■ Exercise description ■
Reproduce the items below with each "y-tick-label" swapped for "y-axis-label", changing nothing else.

-=-=-

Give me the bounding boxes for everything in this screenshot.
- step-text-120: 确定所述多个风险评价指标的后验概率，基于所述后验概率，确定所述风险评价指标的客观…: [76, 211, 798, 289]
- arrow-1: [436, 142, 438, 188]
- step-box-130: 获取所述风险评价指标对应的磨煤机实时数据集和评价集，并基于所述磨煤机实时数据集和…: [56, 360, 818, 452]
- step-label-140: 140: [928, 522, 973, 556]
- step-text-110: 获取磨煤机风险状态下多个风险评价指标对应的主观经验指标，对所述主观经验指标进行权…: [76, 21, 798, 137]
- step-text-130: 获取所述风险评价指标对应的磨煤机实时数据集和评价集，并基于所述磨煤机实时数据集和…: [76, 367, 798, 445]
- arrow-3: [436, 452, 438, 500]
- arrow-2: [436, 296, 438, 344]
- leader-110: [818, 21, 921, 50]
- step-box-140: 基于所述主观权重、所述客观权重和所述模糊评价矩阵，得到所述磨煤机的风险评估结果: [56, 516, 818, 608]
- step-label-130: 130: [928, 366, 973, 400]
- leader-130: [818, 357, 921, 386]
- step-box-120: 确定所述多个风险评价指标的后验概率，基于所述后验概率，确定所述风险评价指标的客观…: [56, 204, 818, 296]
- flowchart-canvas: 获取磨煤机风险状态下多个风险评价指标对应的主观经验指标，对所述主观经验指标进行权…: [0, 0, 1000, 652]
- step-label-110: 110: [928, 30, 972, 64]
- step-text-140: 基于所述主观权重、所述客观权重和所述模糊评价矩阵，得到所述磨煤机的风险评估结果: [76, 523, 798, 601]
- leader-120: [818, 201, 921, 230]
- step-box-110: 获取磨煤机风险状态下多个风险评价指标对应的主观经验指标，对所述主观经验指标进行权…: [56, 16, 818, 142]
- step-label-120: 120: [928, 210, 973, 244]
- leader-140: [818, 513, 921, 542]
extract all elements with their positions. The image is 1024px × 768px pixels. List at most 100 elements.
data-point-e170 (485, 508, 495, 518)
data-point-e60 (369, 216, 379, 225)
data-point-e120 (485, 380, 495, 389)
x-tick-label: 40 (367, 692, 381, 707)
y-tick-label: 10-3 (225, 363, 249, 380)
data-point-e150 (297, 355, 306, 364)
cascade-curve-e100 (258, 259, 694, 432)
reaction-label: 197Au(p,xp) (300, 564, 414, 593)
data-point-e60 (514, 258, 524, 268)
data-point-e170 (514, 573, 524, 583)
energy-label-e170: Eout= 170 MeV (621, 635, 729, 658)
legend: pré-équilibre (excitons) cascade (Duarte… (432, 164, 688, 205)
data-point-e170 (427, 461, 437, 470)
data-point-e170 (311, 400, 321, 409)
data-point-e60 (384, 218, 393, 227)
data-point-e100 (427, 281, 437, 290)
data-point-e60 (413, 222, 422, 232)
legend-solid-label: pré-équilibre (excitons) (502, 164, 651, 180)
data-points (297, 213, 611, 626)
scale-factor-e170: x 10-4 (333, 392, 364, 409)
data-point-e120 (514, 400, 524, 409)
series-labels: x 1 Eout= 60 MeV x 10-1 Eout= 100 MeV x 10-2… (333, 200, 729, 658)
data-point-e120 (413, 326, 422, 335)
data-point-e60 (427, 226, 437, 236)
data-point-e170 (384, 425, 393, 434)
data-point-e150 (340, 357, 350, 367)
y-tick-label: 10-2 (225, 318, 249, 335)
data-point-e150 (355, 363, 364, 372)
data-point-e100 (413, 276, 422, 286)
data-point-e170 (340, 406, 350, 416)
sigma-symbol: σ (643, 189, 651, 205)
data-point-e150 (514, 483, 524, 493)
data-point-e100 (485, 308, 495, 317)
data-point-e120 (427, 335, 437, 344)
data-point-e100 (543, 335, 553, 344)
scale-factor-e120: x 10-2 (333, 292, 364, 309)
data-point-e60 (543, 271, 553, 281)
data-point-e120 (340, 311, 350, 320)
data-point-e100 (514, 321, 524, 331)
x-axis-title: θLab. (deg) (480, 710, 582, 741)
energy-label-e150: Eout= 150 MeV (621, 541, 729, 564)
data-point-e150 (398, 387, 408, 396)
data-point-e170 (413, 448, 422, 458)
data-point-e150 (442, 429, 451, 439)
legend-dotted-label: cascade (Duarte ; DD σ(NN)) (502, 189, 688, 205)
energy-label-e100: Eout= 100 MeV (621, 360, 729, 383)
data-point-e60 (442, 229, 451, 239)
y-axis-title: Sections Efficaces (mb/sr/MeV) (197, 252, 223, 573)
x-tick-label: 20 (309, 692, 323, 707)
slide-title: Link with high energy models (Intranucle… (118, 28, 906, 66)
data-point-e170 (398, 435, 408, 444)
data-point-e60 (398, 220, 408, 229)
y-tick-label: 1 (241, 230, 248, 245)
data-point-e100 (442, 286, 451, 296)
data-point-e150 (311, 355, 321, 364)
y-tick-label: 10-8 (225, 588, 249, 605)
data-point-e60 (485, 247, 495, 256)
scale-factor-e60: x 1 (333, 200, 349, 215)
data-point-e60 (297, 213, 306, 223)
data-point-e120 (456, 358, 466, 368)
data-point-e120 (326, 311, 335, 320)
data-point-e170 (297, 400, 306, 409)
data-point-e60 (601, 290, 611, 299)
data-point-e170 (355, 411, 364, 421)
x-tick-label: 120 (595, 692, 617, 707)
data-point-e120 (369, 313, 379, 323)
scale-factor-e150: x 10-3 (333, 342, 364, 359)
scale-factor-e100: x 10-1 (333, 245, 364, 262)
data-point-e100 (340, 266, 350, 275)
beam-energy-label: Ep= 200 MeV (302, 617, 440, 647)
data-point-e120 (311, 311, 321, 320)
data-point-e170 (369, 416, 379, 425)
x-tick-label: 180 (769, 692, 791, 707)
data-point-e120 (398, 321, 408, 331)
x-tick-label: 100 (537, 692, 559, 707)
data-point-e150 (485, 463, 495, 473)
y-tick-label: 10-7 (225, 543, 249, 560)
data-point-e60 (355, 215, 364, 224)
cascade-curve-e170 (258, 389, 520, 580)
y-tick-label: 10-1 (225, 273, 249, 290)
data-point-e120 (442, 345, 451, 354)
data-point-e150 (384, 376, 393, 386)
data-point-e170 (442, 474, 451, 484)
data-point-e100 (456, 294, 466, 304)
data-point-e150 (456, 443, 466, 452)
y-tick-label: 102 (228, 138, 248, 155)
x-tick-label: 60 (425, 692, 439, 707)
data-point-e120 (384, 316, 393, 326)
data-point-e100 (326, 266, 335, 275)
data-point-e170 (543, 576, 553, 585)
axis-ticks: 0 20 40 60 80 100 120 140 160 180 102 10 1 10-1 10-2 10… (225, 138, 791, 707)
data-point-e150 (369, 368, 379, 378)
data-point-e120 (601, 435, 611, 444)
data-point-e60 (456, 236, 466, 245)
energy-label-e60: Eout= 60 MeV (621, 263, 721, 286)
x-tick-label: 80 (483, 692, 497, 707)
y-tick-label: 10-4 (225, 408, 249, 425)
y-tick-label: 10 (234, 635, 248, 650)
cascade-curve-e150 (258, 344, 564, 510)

-=-=-

■ Answer to this exercise ■
Give me the bounding boxes for everything in this screenshot.
- step-text-120: 确定所述多个风险评价指标的后验概率，基于所述后验概率，确定所述风险评价指标的客观…: [76, 211, 798, 289]
- arrow-1: [436, 142, 438, 188]
- step-box-130: 获取所述风险评价指标对应的磨煤机实时数据集和评价集，并基于所述磨煤机实时数据集和…: [56, 360, 818, 452]
- step-label-140: 140: [928, 522, 973, 556]
- step-text-110: 获取磨煤机风险状态下多个风险评价指标对应的主观经验指标，对所述主观经验指标进行权…: [76, 21, 798, 137]
- step-text-130: 获取所述风险评价指标对应的磨煤机实时数据集和评价集，并基于所述磨煤机实时数据集和…: [76, 367, 798, 445]
- arrow-3: [436, 452, 438, 500]
- arrow-2: [436, 296, 438, 344]
- leader-110: [818, 21, 921, 50]
- step-box-140: 基于所述主观权重、所述客观权重和所述模糊评价矩阵，得到所述磨煤机的风险评估结果: [56, 516, 818, 608]
- step-label-130: 130: [928, 366, 973, 400]
- leader-130: [818, 357, 921, 386]
- step-box-120: 确定所述多个风险评价指标的后验概率，基于所述后验概率，确定所述风险评价指标的客观…: [56, 204, 818, 296]
- flowchart-canvas: 获取磨煤机风险状态下多个风险评价指标对应的主观经验指标，对所述主观经验指标进行权…: [0, 0, 1000, 652]
- step-label-110: 110: [928, 30, 972, 64]
- step-text-140: 基于所述主观权重、所述客观权重和所述模糊评价矩阵，得到所述磨煤机的风险评估结果: [76, 523, 798, 601]
- leader-120: [818, 201, 921, 230]
- step-box-110: 获取磨煤机风险状态下多个风险评价指标对应的主观经验指标，对所述主观经验指标进行权…: [56, 16, 818, 142]
- step-label-120: 120: [928, 210, 973, 244]
- leader-140: [818, 513, 921, 542]
extract all elements with their positions. The image is 1024px × 768px pixels. List at most 100 elements.
data-point-e170 (485, 508, 495, 518)
data-point-e60 (369, 216, 379, 225)
data-point-e120 (485, 380, 495, 389)
x-tick-label: 40 (367, 692, 381, 707)
y-axis-label: 10-3 (225, 363, 249, 380)
data-point-e150 (297, 355, 306, 364)
cascade-curve-e100 (258, 259, 694, 432)
reaction-label: 197Au(p,xp) (300, 564, 414, 593)
data-point-e60 (514, 258, 524, 268)
data-point-e170 (514, 573, 524, 583)
energy-label-e170: Eout= 170 MeV (621, 635, 729, 658)
legend: pré-équilibre (excitons) cascade (Duarte… (432, 164, 688, 205)
data-point-e170 (427, 461, 437, 470)
data-point-e170 (311, 400, 321, 409)
data-point-e60 (384, 218, 393, 227)
data-point-e100 (427, 281, 437, 290)
data-point-e60 (413, 222, 422, 232)
legend-solid-label: pré-équilibre (excitons) (502, 164, 651, 180)
data-points (297, 213, 611, 626)
scale-factor-e170: x 10-4 (333, 392, 364, 409)
data-point-e120 (514, 400, 524, 409)
series-labels: x 1 Eout= 60 MeV x 10-1 Eout= 100 MeV x 10-2… (333, 200, 729, 658)
data-point-e120 (413, 326, 422, 335)
data-point-e60 (427, 226, 437, 236)
data-point-e170 (384, 425, 393, 434)
data-point-e150 (340, 357, 350, 367)
y-axis-label: 10-2 (225, 318, 249, 335)
data-point-e150 (355, 363, 364, 372)
data-point-e100 (413, 276, 422, 286)
data-point-e170 (340, 406, 350, 416)
sigma-symbol: σ (643, 189, 651, 205)
data-point-e150 (514, 483, 524, 493)
data-point-e100 (485, 308, 495, 317)
data-point-e120 (427, 335, 437, 344)
data-point-e100 (543, 335, 553, 344)
scale-factor-e120: x 10-2 (333, 292, 364, 309)
data-point-e60 (543, 271, 553, 281)
data-point-e120 (340, 311, 350, 320)
data-point-e100 (514, 321, 524, 331)
x-axis-title: θLab. (deg) (480, 710, 582, 741)
energy-label-e150: Eout= 150 MeV (621, 541, 729, 564)
data-point-e150 (398, 387, 408, 396)
data-point-e170 (413, 448, 422, 458)
data-point-e150 (442, 429, 451, 439)
legend-dotted-label: cascade (Duarte ; DD σ(NN)) (502, 189, 688, 205)
energy-label-e100: Eout= 100 MeV (621, 360, 729, 383)
data-point-e60 (442, 229, 451, 239)
y-axis-title: Sections Efficaces (mb/sr/MeV) (197, 252, 223, 573)
x-tick-label: 20 (309, 692, 323, 707)
slide-title: Link with high energy models (Intranucle… (118, 28, 906, 66)
data-point-e170 (398, 435, 408, 444)
data-point-e60 (398, 220, 408, 229)
y-axis-label: 1 (241, 230, 248, 245)
data-point-e100 (442, 286, 451, 296)
data-point-e150 (311, 355, 321, 364)
y-axis-label: 10-8 (225, 588, 249, 605)
data-point-e60 (485, 247, 495, 256)
scale-factor-e60: x 1 (333, 200, 349, 215)
data-point-e60 (297, 213, 306, 223)
data-point-e120 (456, 358, 466, 368)
data-point-e120 (326, 311, 335, 320)
data-point-e170 (297, 400, 306, 409)
data-point-e60 (601, 290, 611, 299)
data-point-e170 (355, 411, 364, 421)
x-tick-label: 120 (595, 692, 617, 707)
data-point-e120 (369, 313, 379, 323)
scale-factor-e150: x 10-3 (333, 342, 364, 359)
scale-factor-e100: x 10-1 (333, 245, 364, 262)
data-point-e100 (340, 266, 350, 275)
beam-energy-label: Ep= 200 MeV (302, 617, 440, 647)
data-point-e120 (311, 311, 321, 320)
data-point-e170 (369, 416, 379, 425)
x-tick-label: 180 (769, 692, 791, 707)
data-point-e120 (398, 321, 408, 331)
x-tick-label: 100 (537, 692, 559, 707)
data-point-e150 (485, 463, 495, 473)
y-axis-label: 10-7 (225, 543, 249, 560)
data-point-e60 (355, 215, 364, 224)
cascade-curve-e170 (258, 389, 520, 580)
y-axis-label: 10-1 (225, 273, 249, 290)
data-point-e120 (442, 345, 451, 354)
data-point-e150 (384, 376, 393, 386)
data-point-e170 (442, 474, 451, 484)
data-point-e100 (456, 294, 466, 304)
data-point-e150 (456, 443, 466, 452)
y-axis-label: 102 (228, 138, 248, 155)
x-tick-label: 60 (425, 692, 439, 707)
data-point-e120 (384, 316, 393, 326)
data-point-e100 (326, 266, 335, 275)
data-point-e170 (543, 576, 553, 585)
axis-ticks: 0 20 40 60 80 100 120 140 160 180 102 10 1 10-1 10-2 10… (225, 138, 791, 707)
data-point-e150 (369, 368, 379, 378)
data-point-e120 (601, 435, 611, 444)
data-point-e60 (456, 236, 466, 245)
energy-label-e60: Eout= 60 MeV (621, 263, 721, 286)
x-tick-label: 80 (483, 692, 497, 707)
y-axis-label: 10-4 (225, 408, 249, 425)
y-axis-label: 10 (234, 635, 248, 650)
cascade-curve-e150 (258, 344, 564, 510)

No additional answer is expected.